SET EXERCISE
Where a line holds "When", copy it.

BEGIN MATERIAL SUPPLIED

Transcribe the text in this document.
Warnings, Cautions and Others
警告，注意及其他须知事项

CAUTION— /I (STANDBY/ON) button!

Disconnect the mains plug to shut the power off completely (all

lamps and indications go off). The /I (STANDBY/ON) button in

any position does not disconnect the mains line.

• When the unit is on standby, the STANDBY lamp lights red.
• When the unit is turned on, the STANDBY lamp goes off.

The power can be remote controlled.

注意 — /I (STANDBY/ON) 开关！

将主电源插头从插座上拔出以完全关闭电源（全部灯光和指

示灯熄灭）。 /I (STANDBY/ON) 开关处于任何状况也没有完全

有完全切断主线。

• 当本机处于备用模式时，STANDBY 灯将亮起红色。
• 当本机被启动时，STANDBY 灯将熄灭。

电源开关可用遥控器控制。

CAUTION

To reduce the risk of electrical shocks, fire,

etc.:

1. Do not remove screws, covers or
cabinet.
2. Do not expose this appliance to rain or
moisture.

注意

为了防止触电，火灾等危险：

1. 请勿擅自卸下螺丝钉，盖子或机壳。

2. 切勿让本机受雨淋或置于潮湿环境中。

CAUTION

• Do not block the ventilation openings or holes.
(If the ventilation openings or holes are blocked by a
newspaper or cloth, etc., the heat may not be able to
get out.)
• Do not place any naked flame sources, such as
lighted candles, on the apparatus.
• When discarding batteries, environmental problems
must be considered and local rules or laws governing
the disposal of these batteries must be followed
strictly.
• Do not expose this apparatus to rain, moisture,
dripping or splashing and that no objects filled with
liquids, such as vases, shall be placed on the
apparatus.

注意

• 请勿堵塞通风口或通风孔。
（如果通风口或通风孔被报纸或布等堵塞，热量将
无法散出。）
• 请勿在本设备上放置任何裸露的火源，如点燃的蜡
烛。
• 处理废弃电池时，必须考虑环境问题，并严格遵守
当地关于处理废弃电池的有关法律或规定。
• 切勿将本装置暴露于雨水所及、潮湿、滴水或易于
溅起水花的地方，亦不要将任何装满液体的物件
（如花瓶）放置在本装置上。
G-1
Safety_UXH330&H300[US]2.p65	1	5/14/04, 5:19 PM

END MATERIAL SUPPLIED

FINISHED ANSWER
• When the unit is on standby, the STANDBY lamp lights red.
• When the unit is turned on, the STANDBY lamp goes off.
• When discarding batteries, environmental problems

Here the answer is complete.